STATED PROBLEM: Restate each of the lines below word for word and drop every picture.

INPUT:
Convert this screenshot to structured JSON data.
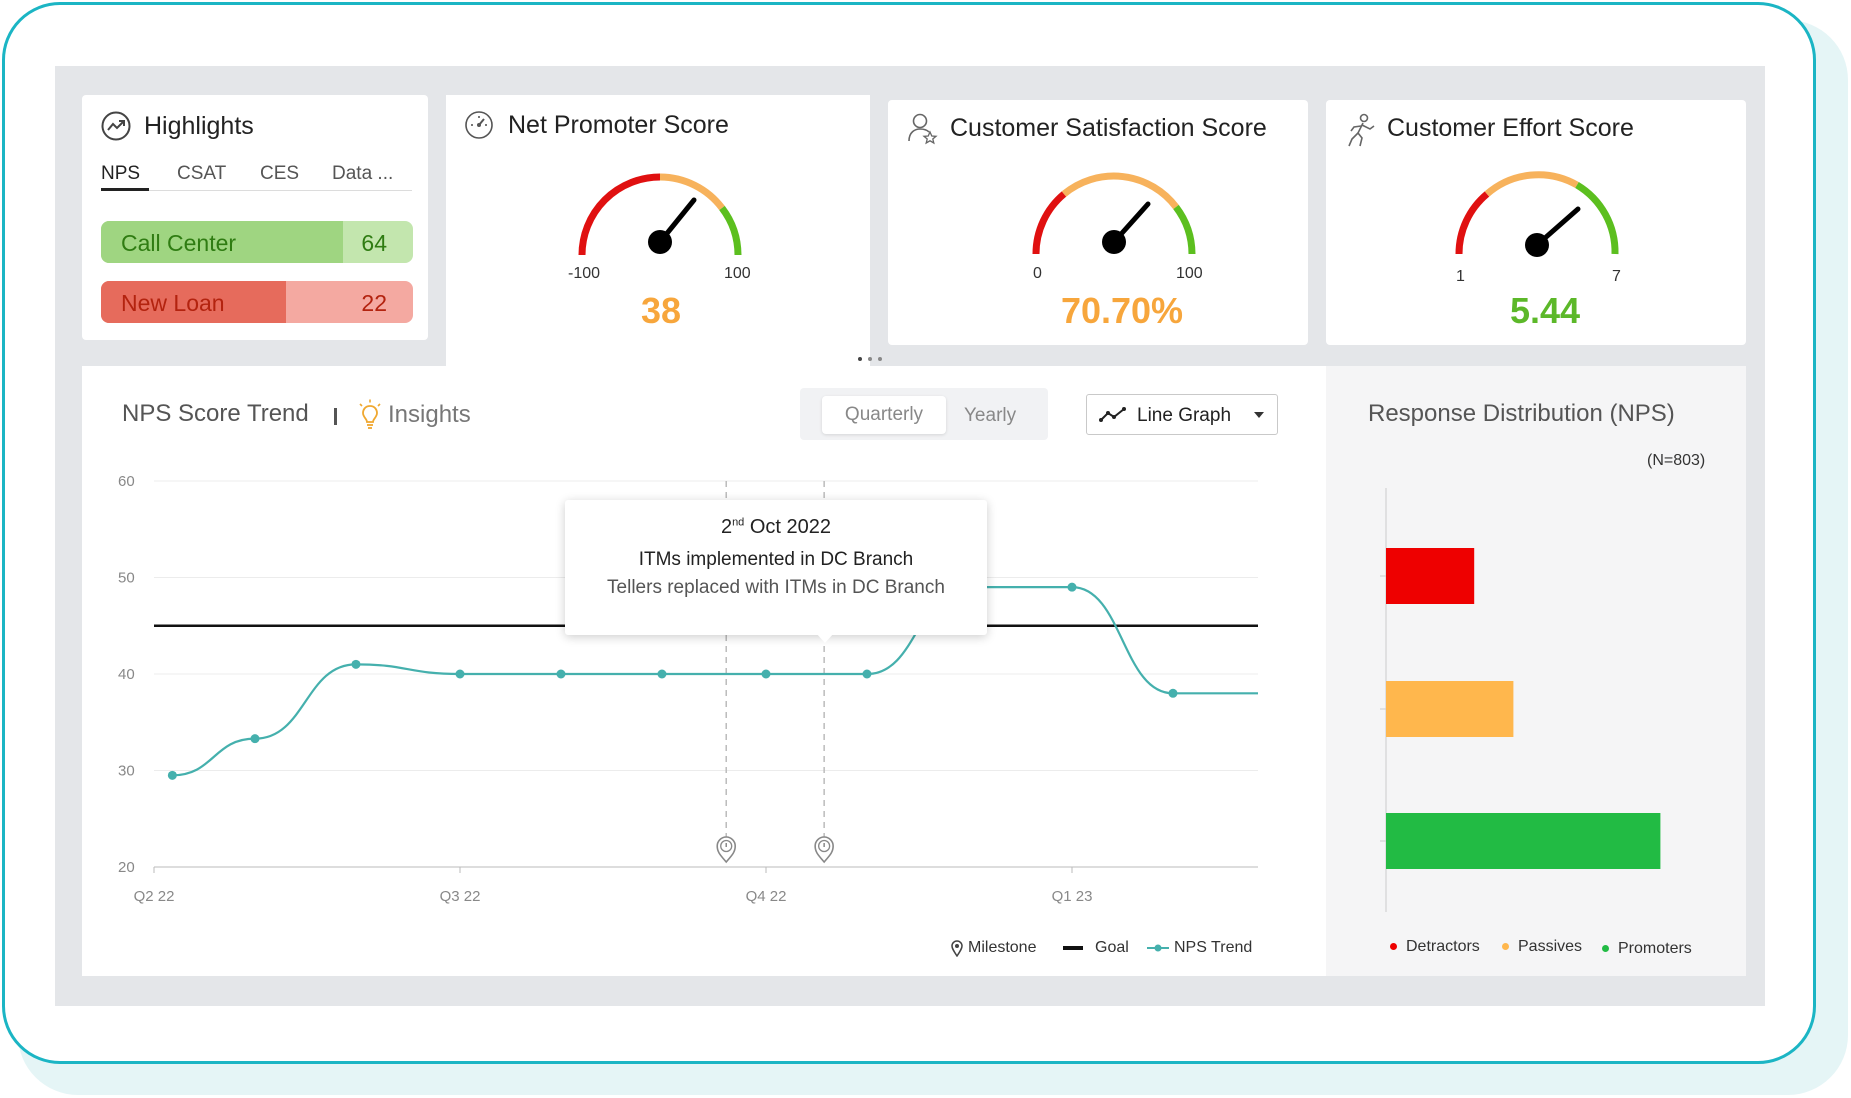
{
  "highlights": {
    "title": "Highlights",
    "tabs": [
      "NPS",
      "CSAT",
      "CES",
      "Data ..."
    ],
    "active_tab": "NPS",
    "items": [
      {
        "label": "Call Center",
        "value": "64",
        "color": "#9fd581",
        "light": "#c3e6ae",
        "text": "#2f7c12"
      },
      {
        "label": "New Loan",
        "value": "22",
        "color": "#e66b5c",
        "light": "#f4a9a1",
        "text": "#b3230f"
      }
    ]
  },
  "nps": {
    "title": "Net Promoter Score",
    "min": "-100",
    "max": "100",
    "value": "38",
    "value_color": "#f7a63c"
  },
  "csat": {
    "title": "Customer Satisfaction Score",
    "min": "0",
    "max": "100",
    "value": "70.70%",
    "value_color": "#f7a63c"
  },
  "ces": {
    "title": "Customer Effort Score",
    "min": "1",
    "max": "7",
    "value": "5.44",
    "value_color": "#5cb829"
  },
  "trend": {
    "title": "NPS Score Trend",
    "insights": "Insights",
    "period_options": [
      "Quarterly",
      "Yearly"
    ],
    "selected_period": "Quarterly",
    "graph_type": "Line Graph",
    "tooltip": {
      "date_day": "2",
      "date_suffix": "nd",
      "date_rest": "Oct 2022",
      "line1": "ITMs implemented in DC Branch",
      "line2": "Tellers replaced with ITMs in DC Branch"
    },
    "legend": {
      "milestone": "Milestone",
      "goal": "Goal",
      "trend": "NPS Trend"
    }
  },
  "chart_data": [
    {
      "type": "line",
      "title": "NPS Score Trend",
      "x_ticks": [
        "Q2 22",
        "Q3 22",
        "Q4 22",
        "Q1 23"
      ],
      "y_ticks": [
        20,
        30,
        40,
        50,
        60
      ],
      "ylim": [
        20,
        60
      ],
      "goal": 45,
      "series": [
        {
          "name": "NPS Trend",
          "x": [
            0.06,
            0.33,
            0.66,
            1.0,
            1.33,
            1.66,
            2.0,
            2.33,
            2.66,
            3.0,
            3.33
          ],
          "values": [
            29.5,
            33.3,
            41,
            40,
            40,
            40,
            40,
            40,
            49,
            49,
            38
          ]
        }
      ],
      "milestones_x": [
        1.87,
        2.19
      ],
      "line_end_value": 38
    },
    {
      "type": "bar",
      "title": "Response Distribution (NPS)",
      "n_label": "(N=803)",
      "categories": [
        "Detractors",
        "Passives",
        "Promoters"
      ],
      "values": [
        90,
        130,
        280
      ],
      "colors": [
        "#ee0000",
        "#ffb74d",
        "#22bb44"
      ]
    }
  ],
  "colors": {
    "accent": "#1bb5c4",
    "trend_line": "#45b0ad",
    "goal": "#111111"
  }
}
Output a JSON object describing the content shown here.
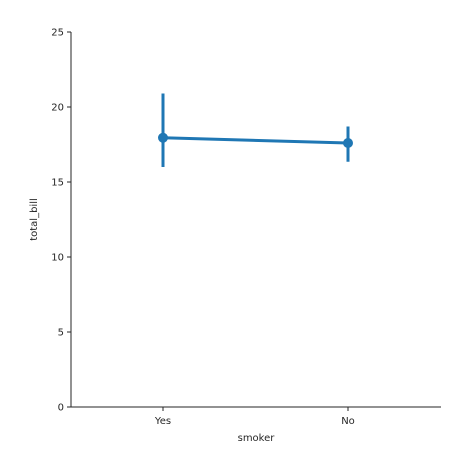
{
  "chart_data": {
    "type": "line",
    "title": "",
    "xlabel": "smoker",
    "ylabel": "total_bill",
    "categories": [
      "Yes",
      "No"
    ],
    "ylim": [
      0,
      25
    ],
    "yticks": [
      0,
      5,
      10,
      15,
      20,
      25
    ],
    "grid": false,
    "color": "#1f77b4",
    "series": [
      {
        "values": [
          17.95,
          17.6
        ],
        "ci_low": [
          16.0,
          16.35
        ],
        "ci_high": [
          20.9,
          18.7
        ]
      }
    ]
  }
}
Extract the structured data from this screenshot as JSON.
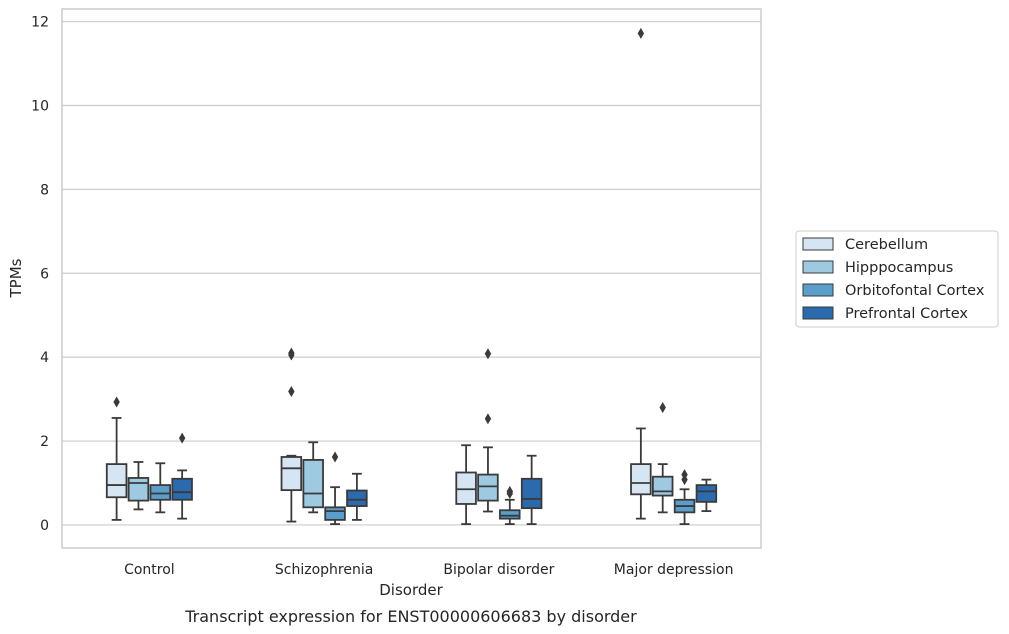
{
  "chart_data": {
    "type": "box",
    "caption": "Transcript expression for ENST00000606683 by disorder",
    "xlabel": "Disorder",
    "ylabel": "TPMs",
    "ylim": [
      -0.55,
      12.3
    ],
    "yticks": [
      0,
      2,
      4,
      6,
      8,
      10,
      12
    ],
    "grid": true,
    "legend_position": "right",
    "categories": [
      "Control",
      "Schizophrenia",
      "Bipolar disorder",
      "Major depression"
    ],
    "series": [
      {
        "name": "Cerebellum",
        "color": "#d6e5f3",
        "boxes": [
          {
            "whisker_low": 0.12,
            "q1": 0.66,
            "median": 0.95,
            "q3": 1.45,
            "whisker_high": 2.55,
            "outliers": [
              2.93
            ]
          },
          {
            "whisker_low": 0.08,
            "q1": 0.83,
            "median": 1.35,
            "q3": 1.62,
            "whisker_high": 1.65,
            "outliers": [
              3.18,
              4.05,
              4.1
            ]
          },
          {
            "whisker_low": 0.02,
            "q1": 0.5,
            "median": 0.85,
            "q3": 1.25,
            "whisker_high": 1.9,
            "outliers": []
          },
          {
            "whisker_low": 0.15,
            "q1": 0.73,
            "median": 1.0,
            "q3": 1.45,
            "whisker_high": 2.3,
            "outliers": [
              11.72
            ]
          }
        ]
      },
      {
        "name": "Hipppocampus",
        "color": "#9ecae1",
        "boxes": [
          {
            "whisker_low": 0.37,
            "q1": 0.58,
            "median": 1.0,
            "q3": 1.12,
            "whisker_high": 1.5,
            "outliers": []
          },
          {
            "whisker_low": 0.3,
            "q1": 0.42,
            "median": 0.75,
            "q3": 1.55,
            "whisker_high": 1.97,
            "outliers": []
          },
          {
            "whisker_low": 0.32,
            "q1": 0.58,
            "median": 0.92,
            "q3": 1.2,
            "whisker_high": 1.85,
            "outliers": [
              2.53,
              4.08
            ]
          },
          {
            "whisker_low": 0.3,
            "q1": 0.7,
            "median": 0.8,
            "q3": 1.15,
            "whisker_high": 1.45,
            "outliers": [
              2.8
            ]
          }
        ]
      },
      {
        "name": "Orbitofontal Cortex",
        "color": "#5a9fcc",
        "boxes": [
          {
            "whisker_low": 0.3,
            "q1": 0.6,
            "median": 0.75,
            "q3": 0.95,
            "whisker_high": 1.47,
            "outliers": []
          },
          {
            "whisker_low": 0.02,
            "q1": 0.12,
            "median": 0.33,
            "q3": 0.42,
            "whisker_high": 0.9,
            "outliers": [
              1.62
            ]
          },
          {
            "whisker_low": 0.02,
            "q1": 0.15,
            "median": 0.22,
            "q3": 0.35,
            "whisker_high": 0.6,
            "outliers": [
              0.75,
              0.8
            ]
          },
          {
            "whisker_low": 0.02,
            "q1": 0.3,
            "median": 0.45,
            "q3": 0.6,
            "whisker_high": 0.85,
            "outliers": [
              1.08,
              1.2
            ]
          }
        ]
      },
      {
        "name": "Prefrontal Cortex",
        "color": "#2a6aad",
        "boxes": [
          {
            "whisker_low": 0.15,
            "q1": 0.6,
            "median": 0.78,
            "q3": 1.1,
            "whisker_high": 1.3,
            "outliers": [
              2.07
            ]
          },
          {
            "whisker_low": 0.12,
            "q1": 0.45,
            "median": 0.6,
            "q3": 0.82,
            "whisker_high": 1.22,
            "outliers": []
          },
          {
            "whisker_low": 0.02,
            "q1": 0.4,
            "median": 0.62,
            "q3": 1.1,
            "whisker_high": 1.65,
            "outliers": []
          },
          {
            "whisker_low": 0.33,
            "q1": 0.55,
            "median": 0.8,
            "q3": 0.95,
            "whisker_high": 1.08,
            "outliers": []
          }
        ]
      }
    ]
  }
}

EXERCISE ANSWER:
Convert this screenshot to structured JSON data.
{
  "highlights": {
    "title": "Highlights",
    "tabs": [
      "NPS",
      "CSAT",
      "CES",
      "Data ..."
    ],
    "active_tab": "NPS",
    "items": [
      {
        "label": "Call Center",
        "value": "64",
        "color": "#9fd581",
        "light": "#c3e6ae",
        "text": "#2f7c12"
      },
      {
        "label": "New Loan",
        "value": "22",
        "color": "#e66b5c",
        "light": "#f4a9a1",
        "text": "#b3230f"
      }
    ]
  },
  "nps": {
    "title": "Net Promoter Score",
    "min": "-100",
    "max": "100",
    "value": "38",
    "value_color": "#f7a63c"
  },
  "csat": {
    "title": "Customer Satisfaction Score",
    "min": "0",
    "max": "100",
    "value": "70.70%",
    "value_color": "#f7a63c"
  },
  "ces": {
    "title": "Customer Effort Score",
    "min": "1",
    "max": "7",
    "value": "5.44",
    "value_color": "#5cb829"
  },
  "trend": {
    "title": "NPS Score Trend",
    "insights": "Insights",
    "period_options": [
      "Quarterly",
      "Yearly"
    ],
    "selected_period": "Quarterly",
    "graph_type": "Line Graph",
    "tooltip": {
      "date_day": "2",
      "date_suffix": "nd",
      "date_rest": "Oct 2022",
      "line1": "ITMs implemented in DC Branch",
      "line2": "Tellers replaced with ITMs in DC Branch"
    },
    "legend": {
      "milestone": "Milestone",
      "goal": "Goal",
      "trend": "NPS Trend"
    }
  },
  "chart_data": [
    {
      "type": "line",
      "title": "NPS Score Trend",
      "x_ticks": [
        "Q2 22",
        "Q3 22",
        "Q4 22",
        "Q1 23"
      ],
      "y_ticks": [
        20,
        30,
        40,
        50,
        60
      ],
      "ylim": [
        20,
        60
      ],
      "goal": 45,
      "series": [
        {
          "name": "NPS Trend",
          "x": [
            0.06,
            0.33,
            0.66,
            1.0,
            1.33,
            1.66,
            2.0,
            2.33,
            2.66,
            3.0,
            3.33
          ],
          "values": [
            29.5,
            33.3,
            41,
            40,
            40,
            40,
            40,
            40,
            49,
            49,
            38
          ]
        }
      ],
      "milestones_x": [
        1.87,
        2.19
      ],
      "line_end_value": 38
    },
    {
      "type": "bar",
      "title": "Response Distribution (NPS)",
      "n_label": "(N=803)",
      "categories": [
        "Detractors",
        "Passives",
        "Promoters"
      ],
      "values": [
        90,
        130,
        280
      ],
      "colors": [
        "#ee0000",
        "#ffb74d",
        "#22bb44"
      ]
    }
  ],
  "colors": {
    "accent": "#1bb5c4",
    "trend_line": "#45b0ad",
    "goal": "#111111"
  }
}
Output a JSON object describing the content shown here.
{
  "chart_data": {
    "type": "line",
    "title": "",
    "xlabel": "smoker",
    "ylabel": "total_bill",
    "categories": [
      "Yes",
      "No"
    ],
    "ylim": [
      0,
      25
    ],
    "yticks": [
      0,
      5,
      10,
      15,
      20,
      25
    ],
    "grid": false,
    "color": "#1f77b4",
    "series": [
      {
        "values": [
          17.95,
          17.6
        ],
        "ci_low": [
          16.0,
          16.35
        ],
        "ci_high": [
          20.9,
          18.7
        ]
      }
    ]
  }
}
Extract the structured data from this screenshot as JSON.
{
  "chart_data": {
    "type": "box",
    "caption": "Transcript expression for ENST00000606683 by disorder",
    "xlabel": "Disorder",
    "ylabel": "TPMs",
    "ylim": [
      -0.55,
      12.3
    ],
    "yticks": [
      0,
      2,
      4,
      6,
      8,
      10,
      12
    ],
    "grid": true,
    "legend_position": "right",
    "categories": [
      "Control",
      "Schizophrenia",
      "Bipolar disorder",
      "Major depression"
    ],
    "series": [
      {
        "name": "Cerebellum",
        "color": "#d6e5f3",
        "boxes": [
          {
            "whisker_low": 0.12,
            "q1": 0.66,
            "median": 0.95,
            "q3": 1.45,
            "whisker_high": 2.55,
            "outliers": [
              2.93
            ]
          },
          {
            "whisker_low": 0.08,
            "q1": 0.83,
            "median": 1.35,
            "q3": 1.62,
            "whisker_high": 1.65,
            "outliers": [
              3.18,
              4.05,
              4.1
            ]
          },
          {
            "whisker_low": 0.02,
            "q1": 0.5,
            "median": 0.85,
            "q3": 1.25,
            "whisker_high": 1.9,
            "outliers": []
          },
          {
            "whisker_low": 0.15,
            "q1": 0.73,
            "median": 1.0,
            "q3": 1.45,
            "whisker_high": 2.3,
            "outliers": [
              11.72
            ]
          }
        ]
      },
      {
        "name": "Hipppocampus",
        "color": "#9ecae1",
        "boxes": [
          {
            "whisker_low": 0.37,
            "q1": 0.58,
            "median": 1.0,
            "q3": 1.12,
            "whisker_high": 1.5,
            "outliers": []
          },
          {
            "whisker_low": 0.3,
            "q1": 0.42,
            "median": 0.75,
            "q3": 1.55,
            "whisker_high": 1.97,
            "outliers": []
          },
          {
            "whisker_low": 0.32,
            "q1": 0.58,
            "median": 0.92,
            "q3": 1.2,
            "whisker_high": 1.85,
            "outliers": [
              2.53,
              4.08
            ]
          },
          {
            "whisker_low": 0.3,
            "q1": 0.7,
            "median": 0.8,
            "q3": 1.15,
            "whisker_high": 1.45,
            "outliers": [
              2.8
            ]
          }
        ]
      },
      {
        "name": "Orbitofontal Cortex",
        "color": "#5a9fcc",
        "boxes": [
          {
            "whisker_low": 0.3,
            "q1": 0.6,
            "median": 0.75,
            "q3": 0.95,
            "whisker_high": 1.47,
            "outliers": []
          },
          {
            "whisker_low": 0.02,
            "q1": 0.12,
            "median": 0.33,
            "q3": 0.42,
            "whisker_high": 0.9,
            "outliers": [
              1.62
            ]
          },
          {
            "whisker_low": 0.02,
            "q1": 0.15,
            "median": 0.22,
            "q3": 0.35,
            "whisker_high": 0.6,
            "outliers": [
              0.75,
              0.8
            ]
          },
          {
            "whisker_low": 0.02,
            "q1": 0.3,
            "median": 0.45,
            "q3": 0.6,
            "whisker_high": 0.85,
            "outliers": [
              1.08,
              1.2
            ]
          }
        ]
      },
      {
        "name": "Prefrontal Cortex",
        "color": "#2a6aad",
        "boxes": [
          {
            "whisker_low": 0.15,
            "q1": 0.6,
            "median": 0.78,
            "q3": 1.1,
            "whisker_high": 1.3,
            "outliers": [
              2.07
            ]
          },
          {
            "whisker_low": 0.12,
            "q1": 0.45,
            "median": 0.6,
            "q3": 0.82,
            "whisker_high": 1.22,
            "outliers": []
          },
          {
            "whisker_low": 0.02,
            "q1": 0.4,
            "median": 0.62,
            "q3": 1.1,
            "whisker_high": 1.65,
            "outliers": []
          },
          {
            "whisker_low": 0.33,
            "q1": 0.55,
            "median": 0.8,
            "q3": 0.95,
            "whisker_high": 1.08,
            "outliers": []
          }
        ]
      }
    ]
  }
}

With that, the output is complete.